*Task objective*:
Under this task are some entries; return every one of them exactly.

*Some records*:
[start]

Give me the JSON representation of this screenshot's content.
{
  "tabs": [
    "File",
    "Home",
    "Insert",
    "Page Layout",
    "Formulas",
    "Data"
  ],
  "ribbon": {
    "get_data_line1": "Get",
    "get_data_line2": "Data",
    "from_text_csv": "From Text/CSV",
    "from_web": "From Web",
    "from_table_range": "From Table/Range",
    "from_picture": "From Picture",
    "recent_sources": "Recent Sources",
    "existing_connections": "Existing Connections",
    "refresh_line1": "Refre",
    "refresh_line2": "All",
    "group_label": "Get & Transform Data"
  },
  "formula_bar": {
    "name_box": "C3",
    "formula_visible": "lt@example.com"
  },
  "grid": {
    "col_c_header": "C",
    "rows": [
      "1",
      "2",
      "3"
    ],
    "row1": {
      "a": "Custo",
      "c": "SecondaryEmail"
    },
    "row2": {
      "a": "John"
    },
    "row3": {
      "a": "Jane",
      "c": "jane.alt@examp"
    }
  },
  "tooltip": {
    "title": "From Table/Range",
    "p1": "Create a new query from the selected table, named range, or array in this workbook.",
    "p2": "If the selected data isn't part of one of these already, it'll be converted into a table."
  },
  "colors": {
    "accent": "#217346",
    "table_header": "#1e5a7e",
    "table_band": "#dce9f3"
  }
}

[end]

*The result*:
Give me the JSON representation of this screenshot's content.
{
  "tabs": [
    "File",
    "Home",
    "Insert",
    "Page Layout",
    "Formulas",
    "Data"
  ],
  "ribbon": {
    "get_data_line1": "Get",
    "get_data_line2": "Data",
    "from_text_csv": "From Text/CSV",
    "from_web": "From Web",
    "from_table_range": "From Table/Range",
    "from_picture": "From Picture",
    "recent_sources": "Recent Sources",
    "existing_connections": "Existing Connections",
    "refresh_line1": "Refre",
    "refresh_line2": "All",
    "group_label": "Get & Transform Data"
  },
  "formula_bar": {
    "name_box": "C3",
    "formula_visible": "lt@example.com"
  },
  "grid": {
    "col_c_header": "C",
    "rows": [
      "1",
      "2",
      "3"
    ],
    "row1": {
      "a": "Custo",
      "c": "SecondaryEmail"
    },
    "row2": {
      "a": "John"
    },
    "row3": {
      "a": "Jane",
      "c": "jane.alt@examp"
    }
  },
  "tooltip": {
    "title": "From Table/Range",
    "p1": "Create a new query from the selected table, named range, or array in this workbook.",
    "p2": "If the selected data isn't part of one of these already, it'll be converted into a table."
  },
  "colors": {
    "accent": "#217346",
    "table_header": "#1e5a7e",
    "table_band": "#dce9f3"
  }
}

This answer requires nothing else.